_Prompt_
Below are some entries; can you quote all of them exactly?
----
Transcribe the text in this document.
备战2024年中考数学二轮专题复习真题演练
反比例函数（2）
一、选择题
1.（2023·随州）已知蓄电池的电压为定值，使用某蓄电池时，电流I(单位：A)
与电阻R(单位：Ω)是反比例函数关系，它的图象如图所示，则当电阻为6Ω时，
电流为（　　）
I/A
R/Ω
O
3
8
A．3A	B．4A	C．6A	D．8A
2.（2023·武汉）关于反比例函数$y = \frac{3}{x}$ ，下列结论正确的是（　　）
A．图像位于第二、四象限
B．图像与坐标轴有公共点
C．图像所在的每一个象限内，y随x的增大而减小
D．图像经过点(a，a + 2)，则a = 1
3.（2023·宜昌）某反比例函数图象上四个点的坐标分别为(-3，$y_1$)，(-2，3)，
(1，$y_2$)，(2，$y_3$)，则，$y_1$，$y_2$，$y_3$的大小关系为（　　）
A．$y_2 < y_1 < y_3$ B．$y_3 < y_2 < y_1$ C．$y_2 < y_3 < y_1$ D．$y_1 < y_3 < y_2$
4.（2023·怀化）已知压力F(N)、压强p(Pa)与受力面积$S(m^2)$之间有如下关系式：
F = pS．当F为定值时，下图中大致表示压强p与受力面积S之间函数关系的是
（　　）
----
_Response to this task_
Transcribe the text in this document.
备战2024年中考数学二轮专题复习真题演练
反比例函数（2）
一、选择题
1.（2023·随州）已知蓄电池的电压为定值，使用某蓄电池时，电流I(单位：A)
与电阻R(单位：Ω)是反比例函数关系，它的图象如图所示，则当电阻为6Ω时，
电流为（　　）
I/A
R/Ω
O
3
8
A．3A	B．4A	C．6A	D．8A
2.（2023·武汉）关于反比例函数$y = \frac{3}{x}$ ，下列结论正确的是（　　）
A．图像位于第二、四象限
B．图像与坐标轴有公共点
C．图像所在的每一个象限内，y随x的增大而减小
D．图像经过点(a，a + 2)，则a = 1
3.（2023·宜昌）某反比例函数图象上四个点的坐标分别为(-3，$y_1$)，(-2，3)，
(1，$y_2$)，(2，$y_3$)，则，$y_1$，$y_2$，$y_3$的大小关系为（　　）
A．$y_2 < y_1 < y_3$ B．$y_3 < y_2 < y_1$ C．$y_2 < y_3 < y_1$ D．$y_1 < y_3 < y_2$
4.（2023·怀化）已知压力F(N)、压强p(Pa)与受力面积$S(m^2)$之间有如下关系式：
F = pS．当F为定值时，下图中大致表示压强p与受力面积S之间函数关系的是
（　　）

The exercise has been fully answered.